WHAT TO DO: Output nothing but the number of lines that include the word "ylabel".
"""
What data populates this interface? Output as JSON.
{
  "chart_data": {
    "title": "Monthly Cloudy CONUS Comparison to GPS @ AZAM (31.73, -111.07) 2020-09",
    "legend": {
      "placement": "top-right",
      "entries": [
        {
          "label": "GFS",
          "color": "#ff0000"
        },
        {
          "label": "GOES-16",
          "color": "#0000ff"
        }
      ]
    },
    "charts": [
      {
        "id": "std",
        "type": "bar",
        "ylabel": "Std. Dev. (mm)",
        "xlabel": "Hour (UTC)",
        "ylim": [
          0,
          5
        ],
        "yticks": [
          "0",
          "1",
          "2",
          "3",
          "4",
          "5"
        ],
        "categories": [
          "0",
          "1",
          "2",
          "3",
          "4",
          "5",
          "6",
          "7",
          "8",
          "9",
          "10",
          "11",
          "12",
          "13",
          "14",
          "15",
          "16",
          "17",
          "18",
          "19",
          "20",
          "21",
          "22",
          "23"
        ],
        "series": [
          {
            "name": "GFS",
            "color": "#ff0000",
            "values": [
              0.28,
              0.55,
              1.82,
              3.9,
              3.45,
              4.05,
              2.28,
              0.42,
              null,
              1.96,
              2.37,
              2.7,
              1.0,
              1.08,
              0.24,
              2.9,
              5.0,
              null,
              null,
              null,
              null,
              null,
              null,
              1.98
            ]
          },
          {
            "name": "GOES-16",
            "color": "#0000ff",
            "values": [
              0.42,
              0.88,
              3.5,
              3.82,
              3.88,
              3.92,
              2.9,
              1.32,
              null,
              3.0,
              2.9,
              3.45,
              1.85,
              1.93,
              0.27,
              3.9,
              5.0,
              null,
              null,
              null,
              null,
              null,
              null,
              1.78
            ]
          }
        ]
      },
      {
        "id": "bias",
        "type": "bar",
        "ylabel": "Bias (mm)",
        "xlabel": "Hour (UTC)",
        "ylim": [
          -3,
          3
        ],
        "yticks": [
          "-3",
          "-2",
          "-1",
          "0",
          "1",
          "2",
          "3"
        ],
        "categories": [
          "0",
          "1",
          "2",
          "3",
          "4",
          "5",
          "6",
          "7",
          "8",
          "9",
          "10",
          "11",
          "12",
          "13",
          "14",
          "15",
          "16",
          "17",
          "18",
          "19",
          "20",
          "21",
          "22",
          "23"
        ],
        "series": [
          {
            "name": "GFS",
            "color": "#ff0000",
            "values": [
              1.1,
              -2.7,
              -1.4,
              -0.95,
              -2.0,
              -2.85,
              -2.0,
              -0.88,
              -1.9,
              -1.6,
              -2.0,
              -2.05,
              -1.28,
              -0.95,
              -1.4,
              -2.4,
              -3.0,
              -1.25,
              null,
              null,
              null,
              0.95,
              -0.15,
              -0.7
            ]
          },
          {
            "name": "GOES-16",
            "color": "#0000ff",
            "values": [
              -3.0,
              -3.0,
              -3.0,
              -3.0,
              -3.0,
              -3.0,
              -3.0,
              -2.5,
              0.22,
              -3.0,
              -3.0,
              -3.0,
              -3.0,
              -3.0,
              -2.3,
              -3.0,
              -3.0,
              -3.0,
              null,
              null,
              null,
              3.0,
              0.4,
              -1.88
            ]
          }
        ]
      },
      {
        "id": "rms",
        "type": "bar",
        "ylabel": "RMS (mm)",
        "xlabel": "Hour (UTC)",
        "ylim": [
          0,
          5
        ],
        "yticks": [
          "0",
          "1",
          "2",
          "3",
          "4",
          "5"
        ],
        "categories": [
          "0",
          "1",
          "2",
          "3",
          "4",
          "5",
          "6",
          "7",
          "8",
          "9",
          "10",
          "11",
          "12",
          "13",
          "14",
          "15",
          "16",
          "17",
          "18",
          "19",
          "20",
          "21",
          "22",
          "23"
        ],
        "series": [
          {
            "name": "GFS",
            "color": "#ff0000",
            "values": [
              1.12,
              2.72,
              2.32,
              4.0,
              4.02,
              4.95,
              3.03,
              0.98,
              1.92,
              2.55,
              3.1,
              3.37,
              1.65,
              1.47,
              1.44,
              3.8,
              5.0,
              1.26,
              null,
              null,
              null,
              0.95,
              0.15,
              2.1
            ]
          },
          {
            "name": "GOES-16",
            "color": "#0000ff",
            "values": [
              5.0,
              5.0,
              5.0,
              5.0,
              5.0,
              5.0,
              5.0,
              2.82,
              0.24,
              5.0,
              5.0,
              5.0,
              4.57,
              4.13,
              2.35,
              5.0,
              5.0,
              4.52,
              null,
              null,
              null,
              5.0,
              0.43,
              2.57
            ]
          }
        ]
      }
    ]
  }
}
"""
SOLUTION TO THE EXERCISE: 3